GIVEN PROBLEM A:
Reproduce the records verbatim, from the first line of the records up to and including the line with "y-tick-label: 20° [583, 88, 609, 100]".

---------- PAGE EXTRACT

Evoking Childhood Time During War and Peace: Paul Goma’s “From Calidor. A Bessarabian Childhood” and Lucian Blaga’s “The Chronicle and Song of Ages” and Poems

Authors

DOI:

https://doi.org/10.15330/clid.1.1.53-66

Keywords:

childhood during wartime, the terror of history, childhood during peacetime, the eternal return to the Eden of childhood time and locus, prose and poetry childhood metaphors

Abstract

The presented paper aims at giving a brief insight into the writers' manner of depicting childhood during wartime and during peacetime. According to the article, childhood should be the most wonderful period, but history can interfere harshly and bring along many hardships and pain. However, even under these unfortunate circumstances, a child has the magic power of turning the evil into a luminous experience. Throughout the adult life, the terror of history is the very trigger of the eternal return to the Eden of childhood time and to a favourite locus, usually the native home. Paul Goma`s From Calidor. A Bessarabian Childhood novel provides a good example for the manner in which a writer depicts childhood during wartime whereas, on the other hand, Lucian Blaga`s The Chronicle and Song of Ages memoir is an appropriate example for the way in which the writer talks about childhood during peacetime. As Blaga is one of Romania`s greatest poets, we have the unique opportunity to see how he refers to childhood in some of his poems, too. Mention should be made of the fact that, from the style point of view, metaphors are the most important figures of speech resorted to in order to depict childhood.

--------------------

GIVEN PROBLEM B:
In the abstract on childhood in Goma and Blaga, which figures of speech are named as the most important for depicting childhood?

---------- THE DATA

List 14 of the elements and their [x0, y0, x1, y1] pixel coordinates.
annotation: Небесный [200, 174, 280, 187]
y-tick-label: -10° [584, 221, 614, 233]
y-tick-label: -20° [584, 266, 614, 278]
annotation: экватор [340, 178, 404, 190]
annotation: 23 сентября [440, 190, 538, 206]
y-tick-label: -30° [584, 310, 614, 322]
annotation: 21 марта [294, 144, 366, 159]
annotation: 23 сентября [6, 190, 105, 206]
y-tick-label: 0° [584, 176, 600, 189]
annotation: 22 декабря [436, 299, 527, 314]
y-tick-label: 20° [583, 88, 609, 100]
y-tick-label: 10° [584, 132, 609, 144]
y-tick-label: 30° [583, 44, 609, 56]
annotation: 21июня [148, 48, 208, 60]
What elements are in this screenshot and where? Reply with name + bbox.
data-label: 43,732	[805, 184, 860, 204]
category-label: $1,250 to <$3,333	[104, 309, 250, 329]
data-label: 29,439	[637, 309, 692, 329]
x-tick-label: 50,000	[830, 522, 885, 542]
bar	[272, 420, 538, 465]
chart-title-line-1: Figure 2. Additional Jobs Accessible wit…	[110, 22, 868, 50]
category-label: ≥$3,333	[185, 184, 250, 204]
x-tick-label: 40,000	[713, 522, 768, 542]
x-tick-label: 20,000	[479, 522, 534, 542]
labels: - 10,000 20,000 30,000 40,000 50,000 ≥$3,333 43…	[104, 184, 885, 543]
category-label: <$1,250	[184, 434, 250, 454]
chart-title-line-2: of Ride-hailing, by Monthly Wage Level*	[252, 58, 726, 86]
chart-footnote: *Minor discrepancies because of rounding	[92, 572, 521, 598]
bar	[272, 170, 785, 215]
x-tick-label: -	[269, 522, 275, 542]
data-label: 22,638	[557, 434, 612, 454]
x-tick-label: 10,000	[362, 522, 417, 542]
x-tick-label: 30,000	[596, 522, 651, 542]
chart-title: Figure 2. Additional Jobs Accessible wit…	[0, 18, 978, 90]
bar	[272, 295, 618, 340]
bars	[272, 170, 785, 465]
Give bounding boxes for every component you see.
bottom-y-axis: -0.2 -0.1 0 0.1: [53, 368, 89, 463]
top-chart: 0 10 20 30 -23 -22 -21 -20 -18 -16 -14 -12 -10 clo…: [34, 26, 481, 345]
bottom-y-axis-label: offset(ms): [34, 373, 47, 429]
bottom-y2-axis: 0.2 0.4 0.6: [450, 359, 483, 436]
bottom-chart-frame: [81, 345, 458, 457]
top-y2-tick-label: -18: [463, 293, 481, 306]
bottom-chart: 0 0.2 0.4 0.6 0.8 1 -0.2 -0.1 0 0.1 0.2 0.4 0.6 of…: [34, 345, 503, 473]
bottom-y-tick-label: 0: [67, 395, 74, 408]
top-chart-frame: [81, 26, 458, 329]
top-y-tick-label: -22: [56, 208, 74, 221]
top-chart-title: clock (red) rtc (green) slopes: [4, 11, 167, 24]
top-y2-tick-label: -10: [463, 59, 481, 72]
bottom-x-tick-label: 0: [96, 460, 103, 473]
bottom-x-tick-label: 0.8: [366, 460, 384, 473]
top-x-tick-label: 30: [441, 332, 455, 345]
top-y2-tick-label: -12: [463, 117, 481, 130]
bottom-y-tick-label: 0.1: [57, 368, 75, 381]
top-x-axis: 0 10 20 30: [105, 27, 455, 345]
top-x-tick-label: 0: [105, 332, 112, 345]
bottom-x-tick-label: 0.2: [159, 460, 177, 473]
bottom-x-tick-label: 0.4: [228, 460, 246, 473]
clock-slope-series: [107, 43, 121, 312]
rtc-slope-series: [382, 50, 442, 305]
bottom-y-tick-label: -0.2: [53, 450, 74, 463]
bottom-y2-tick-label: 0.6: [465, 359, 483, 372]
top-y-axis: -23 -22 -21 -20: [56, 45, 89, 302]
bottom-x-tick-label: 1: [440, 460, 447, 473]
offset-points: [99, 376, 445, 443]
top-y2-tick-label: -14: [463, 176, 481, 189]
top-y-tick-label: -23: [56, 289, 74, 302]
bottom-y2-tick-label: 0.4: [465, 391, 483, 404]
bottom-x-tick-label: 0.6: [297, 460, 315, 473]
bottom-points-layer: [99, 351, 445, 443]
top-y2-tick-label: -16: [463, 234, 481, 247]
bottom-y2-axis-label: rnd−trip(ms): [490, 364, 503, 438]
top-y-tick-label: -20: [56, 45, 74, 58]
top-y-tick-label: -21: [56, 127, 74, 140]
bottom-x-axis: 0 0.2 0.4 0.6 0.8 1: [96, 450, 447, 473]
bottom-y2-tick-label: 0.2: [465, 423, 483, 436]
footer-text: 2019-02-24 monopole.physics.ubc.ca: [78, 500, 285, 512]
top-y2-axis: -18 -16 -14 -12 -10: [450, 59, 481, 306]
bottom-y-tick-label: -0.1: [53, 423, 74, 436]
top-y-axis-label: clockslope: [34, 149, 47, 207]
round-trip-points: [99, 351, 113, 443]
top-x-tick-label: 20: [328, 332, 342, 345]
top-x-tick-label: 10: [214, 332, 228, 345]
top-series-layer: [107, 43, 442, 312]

--------------------

WRITTEN REPLY A:
List 14 of the elements and their [x0, y0, x1, y1] pixel coordinates.
annotation: Небесный [200, 174, 280, 187]
y-tick-label: -10° [584, 221, 614, 233]
y-tick-label: -20° [584, 266, 614, 278]
annotation: экватор [340, 178, 404, 190]
annotation: 23 сентября [440, 190, 538, 206]
y-tick-label: -30° [584, 310, 614, 322]
annotation: 21 марта [294, 144, 366, 159]
annotation: 23 сентября [6, 190, 105, 206]
y-tick-label: 0° [584, 176, 600, 189]
annotation: 22 декабря [436, 299, 527, 314]
y-tick-label: 20° [583, 88, 609, 100]

WRITTEN REPLY B:
Metaphors.